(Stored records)
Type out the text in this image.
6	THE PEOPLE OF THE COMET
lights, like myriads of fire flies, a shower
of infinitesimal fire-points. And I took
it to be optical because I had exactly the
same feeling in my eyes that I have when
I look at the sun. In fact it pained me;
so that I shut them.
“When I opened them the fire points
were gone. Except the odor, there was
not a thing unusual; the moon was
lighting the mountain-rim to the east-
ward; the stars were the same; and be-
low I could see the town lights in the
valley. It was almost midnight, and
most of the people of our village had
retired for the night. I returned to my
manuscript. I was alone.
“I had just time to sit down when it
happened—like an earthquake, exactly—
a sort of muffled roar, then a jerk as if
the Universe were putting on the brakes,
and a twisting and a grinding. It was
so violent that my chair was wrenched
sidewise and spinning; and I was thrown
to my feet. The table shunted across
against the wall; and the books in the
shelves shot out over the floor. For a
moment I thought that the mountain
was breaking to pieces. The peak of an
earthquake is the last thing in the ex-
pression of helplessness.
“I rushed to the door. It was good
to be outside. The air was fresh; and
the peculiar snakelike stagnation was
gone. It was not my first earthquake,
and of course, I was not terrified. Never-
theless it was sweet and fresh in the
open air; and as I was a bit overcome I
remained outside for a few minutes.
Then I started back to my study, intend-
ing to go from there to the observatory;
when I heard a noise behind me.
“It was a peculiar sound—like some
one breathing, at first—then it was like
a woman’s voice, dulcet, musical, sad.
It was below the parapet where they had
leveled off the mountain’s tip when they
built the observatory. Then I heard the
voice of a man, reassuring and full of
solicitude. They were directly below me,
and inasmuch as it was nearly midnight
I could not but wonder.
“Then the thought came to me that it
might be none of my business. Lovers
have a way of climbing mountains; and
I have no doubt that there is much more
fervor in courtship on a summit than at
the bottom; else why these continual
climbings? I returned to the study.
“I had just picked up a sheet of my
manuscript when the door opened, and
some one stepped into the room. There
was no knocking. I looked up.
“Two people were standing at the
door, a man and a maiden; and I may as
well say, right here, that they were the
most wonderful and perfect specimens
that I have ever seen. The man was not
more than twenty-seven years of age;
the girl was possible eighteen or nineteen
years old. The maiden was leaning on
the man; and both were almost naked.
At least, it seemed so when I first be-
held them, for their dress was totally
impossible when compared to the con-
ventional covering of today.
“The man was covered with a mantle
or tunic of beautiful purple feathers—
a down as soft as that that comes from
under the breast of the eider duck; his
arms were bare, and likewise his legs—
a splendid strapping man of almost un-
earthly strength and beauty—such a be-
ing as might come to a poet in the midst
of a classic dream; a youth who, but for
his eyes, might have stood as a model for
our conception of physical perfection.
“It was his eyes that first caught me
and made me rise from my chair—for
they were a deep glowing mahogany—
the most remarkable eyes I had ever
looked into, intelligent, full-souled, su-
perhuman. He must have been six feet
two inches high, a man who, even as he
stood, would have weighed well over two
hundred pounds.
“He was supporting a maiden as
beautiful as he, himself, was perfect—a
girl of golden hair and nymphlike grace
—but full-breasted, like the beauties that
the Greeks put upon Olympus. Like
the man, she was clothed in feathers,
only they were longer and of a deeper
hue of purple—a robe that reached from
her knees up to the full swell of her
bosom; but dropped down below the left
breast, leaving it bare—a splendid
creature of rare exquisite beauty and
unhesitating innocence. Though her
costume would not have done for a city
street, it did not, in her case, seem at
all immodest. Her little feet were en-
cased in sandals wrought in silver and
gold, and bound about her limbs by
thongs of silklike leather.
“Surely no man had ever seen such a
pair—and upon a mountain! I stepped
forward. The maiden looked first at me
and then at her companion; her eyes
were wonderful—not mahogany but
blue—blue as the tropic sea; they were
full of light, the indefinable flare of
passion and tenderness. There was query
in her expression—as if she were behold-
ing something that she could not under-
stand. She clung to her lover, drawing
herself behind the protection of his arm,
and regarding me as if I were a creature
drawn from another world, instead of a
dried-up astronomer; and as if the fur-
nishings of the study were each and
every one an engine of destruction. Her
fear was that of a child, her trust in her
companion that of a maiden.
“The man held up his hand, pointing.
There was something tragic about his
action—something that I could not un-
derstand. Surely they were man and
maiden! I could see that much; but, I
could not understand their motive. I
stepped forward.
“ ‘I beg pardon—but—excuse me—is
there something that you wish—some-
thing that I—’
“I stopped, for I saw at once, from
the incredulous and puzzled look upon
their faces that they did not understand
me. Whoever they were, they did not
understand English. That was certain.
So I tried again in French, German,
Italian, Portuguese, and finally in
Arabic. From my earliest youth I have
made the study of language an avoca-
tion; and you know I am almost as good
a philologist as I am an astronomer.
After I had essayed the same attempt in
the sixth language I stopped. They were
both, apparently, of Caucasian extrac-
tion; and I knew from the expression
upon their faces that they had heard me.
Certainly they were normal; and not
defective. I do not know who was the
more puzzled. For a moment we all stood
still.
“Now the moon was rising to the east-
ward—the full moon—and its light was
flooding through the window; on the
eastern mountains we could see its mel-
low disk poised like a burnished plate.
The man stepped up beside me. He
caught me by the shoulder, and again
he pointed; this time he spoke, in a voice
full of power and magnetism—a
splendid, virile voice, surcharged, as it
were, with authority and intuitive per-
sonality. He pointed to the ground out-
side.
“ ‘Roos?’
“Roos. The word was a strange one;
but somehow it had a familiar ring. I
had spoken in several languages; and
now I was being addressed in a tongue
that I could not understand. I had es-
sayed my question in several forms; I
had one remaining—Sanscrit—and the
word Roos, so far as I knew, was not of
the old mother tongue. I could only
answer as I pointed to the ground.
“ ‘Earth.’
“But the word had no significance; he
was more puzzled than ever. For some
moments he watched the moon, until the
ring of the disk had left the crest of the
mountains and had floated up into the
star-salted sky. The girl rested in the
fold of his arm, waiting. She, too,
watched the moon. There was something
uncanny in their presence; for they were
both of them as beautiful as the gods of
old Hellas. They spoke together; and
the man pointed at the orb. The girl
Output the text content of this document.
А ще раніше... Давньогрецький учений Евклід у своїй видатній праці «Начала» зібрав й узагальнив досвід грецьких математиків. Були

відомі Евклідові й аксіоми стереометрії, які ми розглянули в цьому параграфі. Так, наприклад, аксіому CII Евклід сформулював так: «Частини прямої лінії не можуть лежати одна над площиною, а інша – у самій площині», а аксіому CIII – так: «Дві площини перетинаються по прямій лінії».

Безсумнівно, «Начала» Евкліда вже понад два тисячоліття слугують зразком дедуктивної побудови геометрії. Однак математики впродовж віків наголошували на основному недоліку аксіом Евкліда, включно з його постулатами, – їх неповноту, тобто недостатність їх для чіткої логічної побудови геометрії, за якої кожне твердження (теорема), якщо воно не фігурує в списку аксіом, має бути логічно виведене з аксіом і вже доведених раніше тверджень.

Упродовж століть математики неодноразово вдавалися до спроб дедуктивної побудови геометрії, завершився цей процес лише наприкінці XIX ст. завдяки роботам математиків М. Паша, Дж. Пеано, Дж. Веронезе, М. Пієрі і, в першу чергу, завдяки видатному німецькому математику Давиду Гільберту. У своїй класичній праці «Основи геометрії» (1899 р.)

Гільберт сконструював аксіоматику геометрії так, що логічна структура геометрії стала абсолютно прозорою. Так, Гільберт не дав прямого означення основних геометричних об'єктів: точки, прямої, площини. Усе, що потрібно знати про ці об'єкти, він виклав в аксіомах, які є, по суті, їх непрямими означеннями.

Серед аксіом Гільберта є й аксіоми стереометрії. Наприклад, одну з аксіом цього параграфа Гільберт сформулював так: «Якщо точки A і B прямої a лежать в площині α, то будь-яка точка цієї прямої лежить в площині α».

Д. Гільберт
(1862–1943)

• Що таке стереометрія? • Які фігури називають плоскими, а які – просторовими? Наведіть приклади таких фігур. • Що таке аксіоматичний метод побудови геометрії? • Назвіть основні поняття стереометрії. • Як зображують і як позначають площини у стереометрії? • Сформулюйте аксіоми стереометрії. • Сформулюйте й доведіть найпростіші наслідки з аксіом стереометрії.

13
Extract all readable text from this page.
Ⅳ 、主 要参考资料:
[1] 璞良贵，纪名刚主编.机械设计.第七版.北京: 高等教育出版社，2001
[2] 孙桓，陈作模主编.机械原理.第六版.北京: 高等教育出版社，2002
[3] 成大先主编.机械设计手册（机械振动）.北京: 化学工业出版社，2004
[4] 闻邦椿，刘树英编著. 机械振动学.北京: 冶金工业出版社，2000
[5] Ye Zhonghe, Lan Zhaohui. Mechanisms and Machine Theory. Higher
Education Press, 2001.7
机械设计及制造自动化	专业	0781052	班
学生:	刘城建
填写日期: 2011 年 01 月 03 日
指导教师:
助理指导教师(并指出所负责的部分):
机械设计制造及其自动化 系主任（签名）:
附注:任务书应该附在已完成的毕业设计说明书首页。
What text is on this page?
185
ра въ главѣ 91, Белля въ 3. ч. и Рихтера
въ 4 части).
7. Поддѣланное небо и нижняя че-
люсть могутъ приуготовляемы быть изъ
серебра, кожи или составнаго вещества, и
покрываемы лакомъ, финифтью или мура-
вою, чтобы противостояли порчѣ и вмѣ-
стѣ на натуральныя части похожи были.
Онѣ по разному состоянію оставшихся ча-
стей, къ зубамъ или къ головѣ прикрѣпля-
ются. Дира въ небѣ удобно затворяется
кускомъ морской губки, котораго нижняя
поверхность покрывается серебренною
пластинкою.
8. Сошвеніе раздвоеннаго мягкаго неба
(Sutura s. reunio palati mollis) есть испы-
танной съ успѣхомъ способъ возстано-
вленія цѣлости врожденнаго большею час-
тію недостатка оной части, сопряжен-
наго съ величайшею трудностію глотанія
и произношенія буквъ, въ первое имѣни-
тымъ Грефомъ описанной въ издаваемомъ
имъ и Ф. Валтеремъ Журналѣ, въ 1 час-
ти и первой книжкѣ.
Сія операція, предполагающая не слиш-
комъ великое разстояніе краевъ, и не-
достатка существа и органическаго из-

◆ Instruction ◆
From the line holding "What text is on this page?" to the last line of the records, quote each line exactly and add nothing.

◆ Right answer ◆
What text is on this page?
185
ра въ главѣ 91, Белля въ 3. ч. и Рихтера
въ 4 части).
7. Поддѣланное небо и нижняя че-
люсть могутъ приуготовляемы быть изъ
серебра, кожи или составнаго вещества, и
покрываемы лакомъ, финифтью или мура-
вою, чтобы противостояли порчѣ и вмѣ-
стѣ на натуральныя части похожи были.
Онѣ по разному состоянію оставшихся ча-
стей, къ зубамъ или къ головѣ прикрѣпля-
ются. Дира въ небѣ удобно затворяется
кускомъ морской губки, котораго нижняя
поверхность покрывается серебренною
пластинкою.
8. Сошвеніе раздвоеннаго мягкаго неба
(Sutura s. reunio palati mollis) есть испы-
танной съ успѣхомъ способъ возстано-
вленія цѣлости врожденнаго большею час-
тію недостатка оной части, сопряжен-
наго съ величайшею трудностію глотанія
и произношенія буквъ, въ первое имѣни-
тымъ Грефомъ описанной въ издаваемомъ
имъ и Ф. Валтеремъ Журналѣ, въ 1 час-
ти и первой книжкѣ.
Сія операція, предполагающая не слиш-
комъ великое разстояніе краевъ, и не-
достатка существа и органическаго из-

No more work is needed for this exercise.